== WHAT THIS TASK INVOLVES ==
Wherever the string "median" occurs in a line of these records, report that line.

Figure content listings
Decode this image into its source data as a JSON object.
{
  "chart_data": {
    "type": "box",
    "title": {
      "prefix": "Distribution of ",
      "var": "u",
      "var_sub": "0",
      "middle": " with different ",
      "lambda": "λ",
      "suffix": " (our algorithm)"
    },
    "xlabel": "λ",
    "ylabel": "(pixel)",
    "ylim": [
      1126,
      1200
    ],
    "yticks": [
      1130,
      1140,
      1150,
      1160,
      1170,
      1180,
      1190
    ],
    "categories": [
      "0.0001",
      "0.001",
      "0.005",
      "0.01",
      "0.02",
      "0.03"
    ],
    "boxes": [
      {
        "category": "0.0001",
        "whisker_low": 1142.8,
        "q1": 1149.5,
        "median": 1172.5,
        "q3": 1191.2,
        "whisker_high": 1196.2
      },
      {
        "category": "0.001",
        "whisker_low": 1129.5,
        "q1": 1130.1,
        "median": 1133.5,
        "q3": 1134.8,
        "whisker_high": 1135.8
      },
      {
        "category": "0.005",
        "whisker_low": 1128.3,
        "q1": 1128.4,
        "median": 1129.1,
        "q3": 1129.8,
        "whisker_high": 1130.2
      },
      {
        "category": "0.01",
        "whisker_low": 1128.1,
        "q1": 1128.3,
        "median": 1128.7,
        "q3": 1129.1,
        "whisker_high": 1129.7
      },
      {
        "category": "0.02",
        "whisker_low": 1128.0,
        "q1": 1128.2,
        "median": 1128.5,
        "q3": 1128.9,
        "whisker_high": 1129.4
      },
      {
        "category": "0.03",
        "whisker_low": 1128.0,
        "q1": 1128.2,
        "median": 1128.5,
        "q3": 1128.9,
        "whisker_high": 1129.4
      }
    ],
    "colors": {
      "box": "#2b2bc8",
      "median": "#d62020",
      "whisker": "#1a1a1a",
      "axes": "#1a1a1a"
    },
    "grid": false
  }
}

== ANSWER TO THE TASK ==
        "median": 1172.5,
        "median": 1133.5,
        "median": 1129.1,
        "median": 1128.7,
        "median": 1128.5,
        "median": 1128.5,
      "median": "#d62020",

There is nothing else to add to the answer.